# AIM:
Rewrite the records below with every "separator-dash" changed to "separator-hyphen" and nothing else altered.

-- start of DATA SHOWN --

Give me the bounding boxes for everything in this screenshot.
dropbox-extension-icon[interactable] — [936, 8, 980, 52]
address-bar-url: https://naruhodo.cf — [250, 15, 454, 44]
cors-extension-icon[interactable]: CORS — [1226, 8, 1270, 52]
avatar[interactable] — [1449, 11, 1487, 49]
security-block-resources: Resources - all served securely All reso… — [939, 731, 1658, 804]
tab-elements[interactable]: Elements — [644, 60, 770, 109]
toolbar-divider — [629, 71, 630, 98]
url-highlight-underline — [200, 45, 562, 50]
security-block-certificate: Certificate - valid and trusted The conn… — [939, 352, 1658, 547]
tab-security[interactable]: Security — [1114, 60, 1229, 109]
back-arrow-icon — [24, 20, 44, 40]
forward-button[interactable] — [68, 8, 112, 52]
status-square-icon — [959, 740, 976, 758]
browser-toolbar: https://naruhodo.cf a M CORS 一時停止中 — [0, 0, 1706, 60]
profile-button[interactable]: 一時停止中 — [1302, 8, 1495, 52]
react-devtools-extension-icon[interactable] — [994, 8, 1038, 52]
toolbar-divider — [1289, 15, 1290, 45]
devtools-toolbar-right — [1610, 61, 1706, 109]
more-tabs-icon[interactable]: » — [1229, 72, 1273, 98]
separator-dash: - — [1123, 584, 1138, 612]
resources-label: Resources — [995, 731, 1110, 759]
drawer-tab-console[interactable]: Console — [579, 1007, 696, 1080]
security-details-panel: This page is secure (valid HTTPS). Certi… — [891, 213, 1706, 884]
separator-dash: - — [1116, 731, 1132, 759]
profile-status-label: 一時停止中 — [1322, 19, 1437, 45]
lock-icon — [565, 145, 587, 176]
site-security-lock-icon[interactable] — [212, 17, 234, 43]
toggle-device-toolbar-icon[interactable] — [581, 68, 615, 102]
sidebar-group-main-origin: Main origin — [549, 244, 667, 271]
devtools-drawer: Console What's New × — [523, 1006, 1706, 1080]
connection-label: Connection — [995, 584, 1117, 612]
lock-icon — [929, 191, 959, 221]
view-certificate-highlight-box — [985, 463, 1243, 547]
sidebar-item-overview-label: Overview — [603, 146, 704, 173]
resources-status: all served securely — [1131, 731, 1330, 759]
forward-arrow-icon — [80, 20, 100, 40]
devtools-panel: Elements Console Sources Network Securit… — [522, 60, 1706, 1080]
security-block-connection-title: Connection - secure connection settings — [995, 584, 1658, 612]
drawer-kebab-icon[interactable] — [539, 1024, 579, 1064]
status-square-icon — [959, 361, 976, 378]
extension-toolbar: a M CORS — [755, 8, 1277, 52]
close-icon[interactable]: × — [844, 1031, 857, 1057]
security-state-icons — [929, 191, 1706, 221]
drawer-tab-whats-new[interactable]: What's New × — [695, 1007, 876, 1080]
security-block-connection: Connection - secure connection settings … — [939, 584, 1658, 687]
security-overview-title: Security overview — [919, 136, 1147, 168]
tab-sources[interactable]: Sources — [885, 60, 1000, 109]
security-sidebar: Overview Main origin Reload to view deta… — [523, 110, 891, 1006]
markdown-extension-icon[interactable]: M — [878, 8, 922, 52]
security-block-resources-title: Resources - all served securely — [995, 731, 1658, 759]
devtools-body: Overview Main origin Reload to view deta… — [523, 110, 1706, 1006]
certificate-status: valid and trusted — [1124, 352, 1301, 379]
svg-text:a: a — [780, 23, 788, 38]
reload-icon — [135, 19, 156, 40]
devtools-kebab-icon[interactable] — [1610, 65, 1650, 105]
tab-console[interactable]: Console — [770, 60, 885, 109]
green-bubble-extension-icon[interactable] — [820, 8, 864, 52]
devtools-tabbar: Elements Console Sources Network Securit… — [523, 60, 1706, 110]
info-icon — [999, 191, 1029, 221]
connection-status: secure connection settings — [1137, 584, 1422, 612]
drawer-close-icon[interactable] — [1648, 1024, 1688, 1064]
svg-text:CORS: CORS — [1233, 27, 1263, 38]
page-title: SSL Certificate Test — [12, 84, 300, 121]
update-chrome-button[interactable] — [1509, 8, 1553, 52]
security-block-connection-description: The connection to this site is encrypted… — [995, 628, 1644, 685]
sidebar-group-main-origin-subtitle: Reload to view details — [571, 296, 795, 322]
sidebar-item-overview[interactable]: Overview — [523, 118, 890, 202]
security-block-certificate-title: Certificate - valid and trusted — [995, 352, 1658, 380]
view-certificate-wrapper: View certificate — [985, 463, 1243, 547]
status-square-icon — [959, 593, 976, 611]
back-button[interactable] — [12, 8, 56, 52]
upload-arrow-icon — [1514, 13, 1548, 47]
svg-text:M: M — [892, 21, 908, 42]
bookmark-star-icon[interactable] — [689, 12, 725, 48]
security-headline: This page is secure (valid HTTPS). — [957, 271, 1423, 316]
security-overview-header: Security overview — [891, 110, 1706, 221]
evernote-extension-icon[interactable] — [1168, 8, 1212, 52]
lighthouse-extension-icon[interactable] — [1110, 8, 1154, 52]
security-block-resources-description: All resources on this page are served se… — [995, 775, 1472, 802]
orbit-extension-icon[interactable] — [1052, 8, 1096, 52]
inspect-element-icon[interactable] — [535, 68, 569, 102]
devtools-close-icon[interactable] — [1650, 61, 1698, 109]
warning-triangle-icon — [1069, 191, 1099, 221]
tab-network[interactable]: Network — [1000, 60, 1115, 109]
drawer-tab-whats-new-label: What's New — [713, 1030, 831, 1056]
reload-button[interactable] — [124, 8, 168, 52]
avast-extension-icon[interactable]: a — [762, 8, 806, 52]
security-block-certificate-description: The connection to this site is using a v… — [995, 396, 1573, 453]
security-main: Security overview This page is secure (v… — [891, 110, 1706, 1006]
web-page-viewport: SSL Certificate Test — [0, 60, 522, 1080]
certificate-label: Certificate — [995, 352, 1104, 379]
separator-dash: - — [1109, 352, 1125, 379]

-- end of DATA SHOWN --

# TASK OUTPUT:
Give me the bounding boxes for everything in this screenshot.
dropbox-extension-icon[interactable] — [936, 8, 980, 52]
address-bar-url: https://naruhodo.cf — [250, 15, 454, 44]
cors-extension-icon[interactable]: CORS — [1226, 8, 1270, 52]
avatar[interactable] — [1449, 11, 1487, 49]
security-block-resources: Resources - all served securely All reso… — [939, 731, 1658, 804]
tab-elements[interactable]: Elements — [644, 60, 770, 109]
toolbar-divider — [629, 71, 630, 98]
url-highlight-underline — [200, 45, 562, 50]
security-block-certificate: Certificate - valid and trusted The conn… — [939, 352, 1658, 547]
tab-security[interactable]: Security — [1114, 60, 1229, 109]
back-arrow-icon — [24, 20, 44, 40]
forward-button[interactable] — [68, 8, 112, 52]
status-square-icon — [959, 740, 976, 758]
browser-toolbar: https://naruhodo.cf a M CORS 一時停止中 — [0, 0, 1706, 60]
profile-button[interactable]: 一時停止中 — [1302, 8, 1495, 52]
react-devtools-extension-icon[interactable] — [994, 8, 1038, 52]
toolbar-divider — [1289, 15, 1290, 45]
devtools-toolbar-right — [1610, 61, 1706, 109]
more-tabs-icon[interactable]: » — [1229, 72, 1273, 98]
separator-hyphen: - — [1123, 584, 1138, 612]
resources-label: Resources — [995, 731, 1110, 759]
drawer-tab-console[interactable]: Console — [579, 1007, 696, 1080]
security-details-panel: This page is secure (valid HTTPS). Certi… — [891, 213, 1706, 884]
separator-hyphen: - — [1116, 731, 1132, 759]
profile-status-label: 一時停止中 — [1322, 19, 1437, 45]
lock-icon — [565, 145, 587, 176]
site-security-lock-icon[interactable] — [212, 17, 234, 43]
toggle-device-toolbar-icon[interactable] — [581, 68, 615, 102]
sidebar-group-main-origin: Main origin — [549, 244, 667, 271]
devtools-drawer: Console What's New × — [523, 1006, 1706, 1080]
connection-label: Connection — [995, 584, 1117, 612]
lock-icon — [929, 191, 959, 221]
view-certificate-highlight-box — [985, 463, 1243, 547]
sidebar-item-overview-label: Overview — [603, 146, 704, 173]
resources-status: all served securely — [1131, 731, 1330, 759]
forward-arrow-icon — [80, 20, 100, 40]
devtools-panel: Elements Console Sources Network Securit… — [522, 60, 1706, 1080]
security-block-connection-title: Connection - secure connection settings — [995, 584, 1658, 612]
drawer-kebab-icon[interactable] — [539, 1024, 579, 1064]
status-square-icon — [959, 361, 976, 378]
extension-toolbar: a M CORS — [755, 8, 1277, 52]
close-icon[interactable]: × — [844, 1031, 857, 1057]
security-state-icons — [929, 191, 1706, 221]
drawer-tab-whats-new[interactable]: What's New × — [695, 1007, 876, 1080]
security-block-connection: Connection - secure connection settings … — [939, 584, 1658, 687]
security-overview-title: Security overview — [919, 136, 1147, 168]
tab-sources[interactable]: Sources — [885, 60, 1000, 109]
security-sidebar: Overview Main origin Reload to view deta… — [523, 110, 891, 1006]
markdown-extension-icon[interactable]: M — [878, 8, 922, 52]
security-block-resources-title: Resources - all served securely — [995, 731, 1658, 759]
devtools-body: Overview Main origin Reload to view deta… — [523, 110, 1706, 1006]
certificate-status: valid and trusted — [1124, 352, 1301, 379]
svg-text:a: a — [780, 23, 788, 38]
reload-icon — [135, 19, 156, 40]
devtools-kebab-icon[interactable] — [1610, 65, 1650, 105]
tab-console[interactable]: Console — [770, 60, 885, 109]
green-bubble-extension-icon[interactable] — [820, 8, 864, 52]
devtools-tabbar: Elements Console Sources Network Securit… — [523, 60, 1706, 110]
info-icon — [999, 191, 1029, 221]
connection-status: secure connection settings — [1137, 584, 1422, 612]
drawer-close-icon[interactable] — [1648, 1024, 1688, 1064]
svg-text:CORS: CORS — [1233, 27, 1263, 38]
page-title: SSL Certificate Test — [12, 84, 300, 121]
update-chrome-button[interactable] — [1509, 8, 1553, 52]
security-block-connection-description: The connection to this site is encrypted… — [995, 628, 1644, 685]
sidebar-group-main-origin-subtitle: Reload to view details — [571, 296, 795, 322]
sidebar-item-overview[interactable]: Overview — [523, 118, 890, 202]
security-block-certificate-title: Certificate - valid and trusted — [995, 352, 1658, 380]
view-certificate-wrapper: View certificate — [985, 463, 1243, 547]
status-square-icon — [959, 593, 976, 611]
back-button[interactable] — [12, 8, 56, 52]
upload-arrow-icon — [1514, 13, 1548, 47]
svg-text:M: M — [892, 21, 908, 42]
bookmark-star-icon[interactable] — [689, 12, 725, 48]
security-headline: This page is secure (valid HTTPS). — [957, 271, 1423, 316]
security-overview-header: Security overview — [891, 110, 1706, 221]
evernote-extension-icon[interactable] — [1168, 8, 1212, 52]
lighthouse-extension-icon[interactable] — [1110, 8, 1154, 52]
security-block-resources-description: All resources on this page are served se… — [995, 775, 1472, 802]
orbit-extension-icon[interactable] — [1052, 8, 1096, 52]
inspect-element-icon[interactable] — [535, 68, 569, 102]
devtools-close-icon[interactable] — [1650, 61, 1698, 109]
warning-triangle-icon — [1069, 191, 1099, 221]
tab-network[interactable]: Network — [1000, 60, 1115, 109]
drawer-tab-whats-new-label: What's New — [713, 1030, 831, 1056]
reload-button[interactable] — [124, 8, 168, 52]
avast-extension-icon[interactable]: a — [762, 8, 806, 52]
security-block-certificate-description: The connection to this site is using a v… — [995, 396, 1573, 453]
security-main: Security overview This page is secure (v… — [891, 110, 1706, 1006]
web-page-viewport: SSL Certificate Test — [0, 60, 522, 1080]
certificate-label: Certificate — [995, 352, 1104, 379]
separator-hyphen: - — [1109, 352, 1125, 379]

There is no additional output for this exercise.